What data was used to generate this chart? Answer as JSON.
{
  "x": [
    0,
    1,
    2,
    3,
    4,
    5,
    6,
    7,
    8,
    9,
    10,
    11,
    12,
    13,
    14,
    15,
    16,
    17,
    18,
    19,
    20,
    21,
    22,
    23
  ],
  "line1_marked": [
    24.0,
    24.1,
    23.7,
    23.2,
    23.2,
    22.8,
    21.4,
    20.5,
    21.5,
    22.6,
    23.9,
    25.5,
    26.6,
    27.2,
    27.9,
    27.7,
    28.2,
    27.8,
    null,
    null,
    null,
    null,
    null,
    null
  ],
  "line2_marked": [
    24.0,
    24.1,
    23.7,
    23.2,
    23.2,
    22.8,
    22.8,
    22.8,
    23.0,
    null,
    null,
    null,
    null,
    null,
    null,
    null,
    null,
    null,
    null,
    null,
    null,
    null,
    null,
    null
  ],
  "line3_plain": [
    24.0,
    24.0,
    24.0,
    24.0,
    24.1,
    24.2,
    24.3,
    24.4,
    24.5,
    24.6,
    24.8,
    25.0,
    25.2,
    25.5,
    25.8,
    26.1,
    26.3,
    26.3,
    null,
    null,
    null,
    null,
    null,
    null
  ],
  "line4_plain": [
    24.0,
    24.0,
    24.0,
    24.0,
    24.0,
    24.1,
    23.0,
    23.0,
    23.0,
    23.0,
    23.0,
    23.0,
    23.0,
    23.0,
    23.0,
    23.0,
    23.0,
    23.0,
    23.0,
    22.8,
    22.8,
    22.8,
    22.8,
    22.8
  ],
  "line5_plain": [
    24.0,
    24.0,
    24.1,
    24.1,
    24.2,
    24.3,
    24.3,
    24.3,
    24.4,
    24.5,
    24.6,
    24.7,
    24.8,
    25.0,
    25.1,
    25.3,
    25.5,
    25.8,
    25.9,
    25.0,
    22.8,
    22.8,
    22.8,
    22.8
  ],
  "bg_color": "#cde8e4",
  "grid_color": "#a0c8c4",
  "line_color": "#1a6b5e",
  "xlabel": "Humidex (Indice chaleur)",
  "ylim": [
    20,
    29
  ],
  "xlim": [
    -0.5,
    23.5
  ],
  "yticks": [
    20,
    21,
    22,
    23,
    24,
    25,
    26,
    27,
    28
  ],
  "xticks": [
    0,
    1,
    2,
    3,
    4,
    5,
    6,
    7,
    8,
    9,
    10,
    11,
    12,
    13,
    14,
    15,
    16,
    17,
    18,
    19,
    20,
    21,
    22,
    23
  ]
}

Objective:
Extract all the material, leaving every line as it is.

Result for this task:
What data was used to generate this chart? Answer as JSON.
{
  "x": [
    0,
    1,
    2,
    3,
    4,
    5,
    6,
    7,
    8,
    9,
    10,
    11,
    12,
    13,
    14,
    15,
    16,
    17,
    18,
    19,
    20,
    21,
    22,
    23
  ],
  "line1_marked": [
    24.0,
    24.1,
    23.7,
    23.2,
    23.2,
    22.8,
    21.4,
    20.5,
    21.5,
    22.6,
    23.9,
    25.5,
    26.6,
    27.2,
    27.9,
    27.7,
    28.2,
    27.8,
    null,
    null,
    null,
    null,
    null,
    null
  ],
  "line2_marked": [
    24.0,
    24.1,
    23.7,
    23.2,
    23.2,
    22.8,
    22.8,
    22.8,
    23.0,
    null,
    null,
    null,
    null,
    null,
    null,
    null,
    null,
    null,
    null,
    null,
    null,
    null,
    null,
    null
  ],
  "line3_plain": [
    24.0,
    24.0,
    24.0,
    24.0,
    24.1,
    24.2,
    24.3,
    24.4,
    24.5,
    24.6,
    24.8,
    25.0,
    25.2,
    25.5,
    25.8,
    26.1,
    26.3,
    26.3,
    null,
    null,
    null,
    null,
    null,
    null
  ],
  "line4_plain": [
    24.0,
    24.0,
    24.0,
    24.0,
    24.0,
    24.1,
    23.0,
    23.0,
    23.0,
    23.0,
    23.0,
    23.0,
    23.0,
    23.0,
    23.0,
    23.0,
    23.0,
    23.0,
    23.0,
    22.8,
    22.8,
    22.8,
    22.8,
    22.8
  ],
  "line5_plain": [
    24.0,
    24.0,
    24.1,
    24.1,
    24.2,
    24.3,
    24.3,
    24.3,
    24.4,
    24.5,
    24.6,
    24.7,
    24.8,
    25.0,
    25.1,
    25.3,
    25.5,
    25.8,
    25.9,
    25.0,
    22.8,
    22.8,
    22.8,
    22.8
  ],
  "bg_color": "#cde8e4",
  "grid_color": "#a0c8c4",
  "line_color": "#1a6b5e",
  "xlabel": "Humidex (Indice chaleur)",
  "ylim": [
    20,
    29
  ],
  "xlim": [
    -0.5,
    23.5
  ],
  "yticks": [
    20,
    21,
    22,
    23,
    24,
    25,
    26,
    27,
    28
  ],
  "xticks": [
    0,
    1,
    2,
    3,
    4,
    5,
    6,
    7,
    8,
    9,
    10,
    11,
    12,
    13,
    14,
    15,
    16,
    17,
    18,
    19,
    20,
    21,
    22,
    23
  ]
}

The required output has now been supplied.